What needs to be done -
Lines containing "name" are to be counted. Report the count alone.

::::

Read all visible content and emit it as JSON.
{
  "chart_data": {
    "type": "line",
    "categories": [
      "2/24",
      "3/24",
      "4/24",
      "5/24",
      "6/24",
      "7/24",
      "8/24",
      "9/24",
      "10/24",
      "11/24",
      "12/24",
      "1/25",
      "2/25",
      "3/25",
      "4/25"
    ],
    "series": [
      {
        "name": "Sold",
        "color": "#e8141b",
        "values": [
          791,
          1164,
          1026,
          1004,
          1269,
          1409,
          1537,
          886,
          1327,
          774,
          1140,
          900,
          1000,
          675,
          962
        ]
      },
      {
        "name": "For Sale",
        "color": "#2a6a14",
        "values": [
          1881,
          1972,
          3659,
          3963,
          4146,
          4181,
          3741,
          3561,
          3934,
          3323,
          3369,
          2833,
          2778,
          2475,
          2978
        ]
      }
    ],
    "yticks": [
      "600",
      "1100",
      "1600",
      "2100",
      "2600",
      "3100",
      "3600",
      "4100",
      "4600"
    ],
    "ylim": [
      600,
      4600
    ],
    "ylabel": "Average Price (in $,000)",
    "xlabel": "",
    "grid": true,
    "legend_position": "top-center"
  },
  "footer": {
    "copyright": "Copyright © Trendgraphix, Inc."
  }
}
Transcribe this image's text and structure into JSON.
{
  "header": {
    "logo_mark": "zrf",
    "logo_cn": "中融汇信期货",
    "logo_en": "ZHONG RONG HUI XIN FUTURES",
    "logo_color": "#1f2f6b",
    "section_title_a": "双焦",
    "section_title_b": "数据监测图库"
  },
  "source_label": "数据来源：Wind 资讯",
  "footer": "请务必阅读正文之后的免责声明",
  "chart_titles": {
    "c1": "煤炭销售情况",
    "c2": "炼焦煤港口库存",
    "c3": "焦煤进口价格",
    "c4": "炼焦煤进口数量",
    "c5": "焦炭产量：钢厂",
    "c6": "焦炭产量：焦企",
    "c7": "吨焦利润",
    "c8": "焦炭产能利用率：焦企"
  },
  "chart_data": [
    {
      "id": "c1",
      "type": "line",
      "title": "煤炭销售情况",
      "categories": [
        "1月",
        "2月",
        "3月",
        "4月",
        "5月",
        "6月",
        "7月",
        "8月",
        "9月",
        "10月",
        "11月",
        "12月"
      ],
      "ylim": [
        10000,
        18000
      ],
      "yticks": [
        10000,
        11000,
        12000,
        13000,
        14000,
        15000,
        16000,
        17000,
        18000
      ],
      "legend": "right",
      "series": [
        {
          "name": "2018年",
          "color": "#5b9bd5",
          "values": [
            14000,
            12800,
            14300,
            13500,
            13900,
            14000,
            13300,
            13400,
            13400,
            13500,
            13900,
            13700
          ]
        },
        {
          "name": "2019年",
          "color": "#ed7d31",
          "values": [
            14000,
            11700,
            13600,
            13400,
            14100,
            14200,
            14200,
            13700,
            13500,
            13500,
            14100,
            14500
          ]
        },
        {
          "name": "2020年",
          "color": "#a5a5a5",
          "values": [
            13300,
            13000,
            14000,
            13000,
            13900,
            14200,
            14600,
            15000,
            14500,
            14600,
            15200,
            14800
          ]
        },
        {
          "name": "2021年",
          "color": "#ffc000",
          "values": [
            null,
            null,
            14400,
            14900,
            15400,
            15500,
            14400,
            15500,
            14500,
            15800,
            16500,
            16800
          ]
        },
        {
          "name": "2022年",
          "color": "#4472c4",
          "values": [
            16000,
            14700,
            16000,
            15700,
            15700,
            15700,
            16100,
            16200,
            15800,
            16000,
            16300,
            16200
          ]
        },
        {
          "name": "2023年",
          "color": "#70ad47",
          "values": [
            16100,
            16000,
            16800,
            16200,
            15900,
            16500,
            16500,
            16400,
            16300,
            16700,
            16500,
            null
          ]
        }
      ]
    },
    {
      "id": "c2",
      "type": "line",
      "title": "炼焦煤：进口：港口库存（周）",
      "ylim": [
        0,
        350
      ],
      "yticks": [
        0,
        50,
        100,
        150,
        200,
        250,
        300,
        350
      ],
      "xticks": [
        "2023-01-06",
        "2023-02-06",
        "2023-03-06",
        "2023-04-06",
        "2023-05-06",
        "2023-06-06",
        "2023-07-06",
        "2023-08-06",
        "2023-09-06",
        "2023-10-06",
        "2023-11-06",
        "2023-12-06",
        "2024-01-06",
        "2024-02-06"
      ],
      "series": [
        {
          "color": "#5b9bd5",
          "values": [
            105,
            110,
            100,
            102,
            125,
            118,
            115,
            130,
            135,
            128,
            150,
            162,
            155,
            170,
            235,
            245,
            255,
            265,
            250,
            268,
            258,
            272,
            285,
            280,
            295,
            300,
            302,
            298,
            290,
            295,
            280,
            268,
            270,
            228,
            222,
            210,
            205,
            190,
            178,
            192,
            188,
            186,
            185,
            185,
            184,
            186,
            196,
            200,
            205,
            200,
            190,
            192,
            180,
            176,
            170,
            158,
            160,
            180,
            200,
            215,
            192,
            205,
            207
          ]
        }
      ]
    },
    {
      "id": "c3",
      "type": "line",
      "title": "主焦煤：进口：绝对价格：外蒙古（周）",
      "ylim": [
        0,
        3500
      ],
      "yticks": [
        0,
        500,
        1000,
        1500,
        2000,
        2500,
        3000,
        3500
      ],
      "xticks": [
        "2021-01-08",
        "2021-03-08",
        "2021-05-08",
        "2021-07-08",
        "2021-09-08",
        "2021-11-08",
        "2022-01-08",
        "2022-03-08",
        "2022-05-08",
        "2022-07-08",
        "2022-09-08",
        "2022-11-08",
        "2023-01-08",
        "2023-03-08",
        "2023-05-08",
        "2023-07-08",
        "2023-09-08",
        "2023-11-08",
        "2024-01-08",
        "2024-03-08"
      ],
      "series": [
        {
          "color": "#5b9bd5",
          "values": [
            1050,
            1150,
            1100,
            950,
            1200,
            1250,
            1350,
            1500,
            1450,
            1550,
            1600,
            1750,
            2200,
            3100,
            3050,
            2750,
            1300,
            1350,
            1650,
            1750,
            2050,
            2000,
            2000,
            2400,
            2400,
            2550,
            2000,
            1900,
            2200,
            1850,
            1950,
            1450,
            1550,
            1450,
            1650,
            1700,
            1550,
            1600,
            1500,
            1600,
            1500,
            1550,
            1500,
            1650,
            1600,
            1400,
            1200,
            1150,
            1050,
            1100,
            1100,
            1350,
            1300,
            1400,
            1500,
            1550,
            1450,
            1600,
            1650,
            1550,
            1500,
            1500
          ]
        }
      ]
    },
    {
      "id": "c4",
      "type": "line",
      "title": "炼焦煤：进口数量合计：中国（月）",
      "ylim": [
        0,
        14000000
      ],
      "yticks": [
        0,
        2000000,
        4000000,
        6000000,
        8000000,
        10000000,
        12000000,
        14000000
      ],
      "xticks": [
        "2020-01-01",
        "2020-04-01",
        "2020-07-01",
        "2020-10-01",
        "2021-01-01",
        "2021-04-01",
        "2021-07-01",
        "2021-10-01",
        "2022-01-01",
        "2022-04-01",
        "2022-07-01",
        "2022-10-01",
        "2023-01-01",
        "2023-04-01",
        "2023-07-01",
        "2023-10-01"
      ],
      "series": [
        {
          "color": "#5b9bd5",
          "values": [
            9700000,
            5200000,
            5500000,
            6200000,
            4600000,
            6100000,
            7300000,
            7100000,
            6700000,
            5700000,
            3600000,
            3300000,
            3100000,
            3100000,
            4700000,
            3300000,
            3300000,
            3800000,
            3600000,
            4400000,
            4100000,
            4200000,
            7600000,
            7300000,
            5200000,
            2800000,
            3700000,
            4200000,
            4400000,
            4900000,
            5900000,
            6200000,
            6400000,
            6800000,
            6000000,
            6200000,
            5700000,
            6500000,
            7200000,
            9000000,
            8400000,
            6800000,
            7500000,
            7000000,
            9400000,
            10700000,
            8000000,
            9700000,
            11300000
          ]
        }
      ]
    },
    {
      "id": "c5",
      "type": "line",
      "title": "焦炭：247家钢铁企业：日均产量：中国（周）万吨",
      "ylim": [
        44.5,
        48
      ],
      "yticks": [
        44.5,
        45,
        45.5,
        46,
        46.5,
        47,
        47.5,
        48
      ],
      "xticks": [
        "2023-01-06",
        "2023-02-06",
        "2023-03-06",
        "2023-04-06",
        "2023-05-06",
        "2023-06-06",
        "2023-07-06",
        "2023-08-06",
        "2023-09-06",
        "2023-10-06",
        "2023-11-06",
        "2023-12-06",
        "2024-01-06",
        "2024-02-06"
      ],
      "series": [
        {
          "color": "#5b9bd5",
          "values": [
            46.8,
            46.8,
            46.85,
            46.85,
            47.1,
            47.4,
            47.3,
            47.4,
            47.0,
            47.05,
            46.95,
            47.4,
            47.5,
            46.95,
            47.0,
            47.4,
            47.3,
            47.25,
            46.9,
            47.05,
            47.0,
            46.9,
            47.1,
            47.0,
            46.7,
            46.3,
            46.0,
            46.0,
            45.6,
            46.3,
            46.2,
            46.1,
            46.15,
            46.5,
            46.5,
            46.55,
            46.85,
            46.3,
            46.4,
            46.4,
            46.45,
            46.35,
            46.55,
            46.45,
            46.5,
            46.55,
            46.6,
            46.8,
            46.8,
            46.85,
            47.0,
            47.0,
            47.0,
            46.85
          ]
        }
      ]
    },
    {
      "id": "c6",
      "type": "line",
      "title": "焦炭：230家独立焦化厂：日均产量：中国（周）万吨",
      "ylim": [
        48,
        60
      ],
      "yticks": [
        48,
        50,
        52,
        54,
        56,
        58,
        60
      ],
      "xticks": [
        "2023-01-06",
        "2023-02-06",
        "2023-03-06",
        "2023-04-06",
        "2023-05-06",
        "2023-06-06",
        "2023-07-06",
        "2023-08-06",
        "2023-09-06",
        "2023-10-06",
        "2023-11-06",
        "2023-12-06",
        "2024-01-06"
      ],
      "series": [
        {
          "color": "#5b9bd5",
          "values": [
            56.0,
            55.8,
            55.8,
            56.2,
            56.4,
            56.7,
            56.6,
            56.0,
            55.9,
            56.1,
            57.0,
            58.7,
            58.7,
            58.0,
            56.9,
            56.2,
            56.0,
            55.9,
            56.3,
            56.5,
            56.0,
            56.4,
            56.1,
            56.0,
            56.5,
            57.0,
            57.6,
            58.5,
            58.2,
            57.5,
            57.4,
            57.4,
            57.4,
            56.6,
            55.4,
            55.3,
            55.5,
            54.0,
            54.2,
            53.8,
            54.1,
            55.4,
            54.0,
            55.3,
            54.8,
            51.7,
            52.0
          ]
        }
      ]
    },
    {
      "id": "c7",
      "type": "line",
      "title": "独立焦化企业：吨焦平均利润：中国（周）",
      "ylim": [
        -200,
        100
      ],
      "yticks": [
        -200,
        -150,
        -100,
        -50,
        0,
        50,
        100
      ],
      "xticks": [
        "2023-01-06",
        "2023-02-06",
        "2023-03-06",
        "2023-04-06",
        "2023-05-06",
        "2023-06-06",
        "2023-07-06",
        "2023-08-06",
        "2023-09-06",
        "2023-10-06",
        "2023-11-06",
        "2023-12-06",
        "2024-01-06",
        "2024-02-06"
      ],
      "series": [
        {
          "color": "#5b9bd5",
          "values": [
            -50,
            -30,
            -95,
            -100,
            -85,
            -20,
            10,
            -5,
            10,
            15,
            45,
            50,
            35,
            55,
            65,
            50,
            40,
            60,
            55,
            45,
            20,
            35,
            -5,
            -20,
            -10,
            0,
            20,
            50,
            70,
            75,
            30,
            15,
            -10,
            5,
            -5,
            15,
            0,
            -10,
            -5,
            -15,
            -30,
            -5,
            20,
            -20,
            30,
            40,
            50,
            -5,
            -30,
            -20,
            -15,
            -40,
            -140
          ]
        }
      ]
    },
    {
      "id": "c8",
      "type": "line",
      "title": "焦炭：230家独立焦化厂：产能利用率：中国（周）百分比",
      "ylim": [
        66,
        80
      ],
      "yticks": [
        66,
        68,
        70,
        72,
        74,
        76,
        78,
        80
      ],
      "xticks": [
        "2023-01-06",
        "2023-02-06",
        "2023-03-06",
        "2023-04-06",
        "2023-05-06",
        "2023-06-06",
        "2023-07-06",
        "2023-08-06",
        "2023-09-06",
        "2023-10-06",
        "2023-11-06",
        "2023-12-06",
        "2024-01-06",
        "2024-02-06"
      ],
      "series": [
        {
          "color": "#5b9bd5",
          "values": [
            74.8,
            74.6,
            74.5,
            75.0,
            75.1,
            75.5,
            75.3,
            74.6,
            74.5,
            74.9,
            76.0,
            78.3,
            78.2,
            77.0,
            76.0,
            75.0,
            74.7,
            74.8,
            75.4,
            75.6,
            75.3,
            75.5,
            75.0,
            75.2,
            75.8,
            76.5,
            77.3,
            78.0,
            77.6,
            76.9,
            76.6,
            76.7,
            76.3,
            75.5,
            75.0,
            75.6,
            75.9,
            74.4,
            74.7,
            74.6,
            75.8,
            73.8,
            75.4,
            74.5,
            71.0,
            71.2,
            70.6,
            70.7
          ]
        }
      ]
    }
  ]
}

::::

Answer to this problem -
8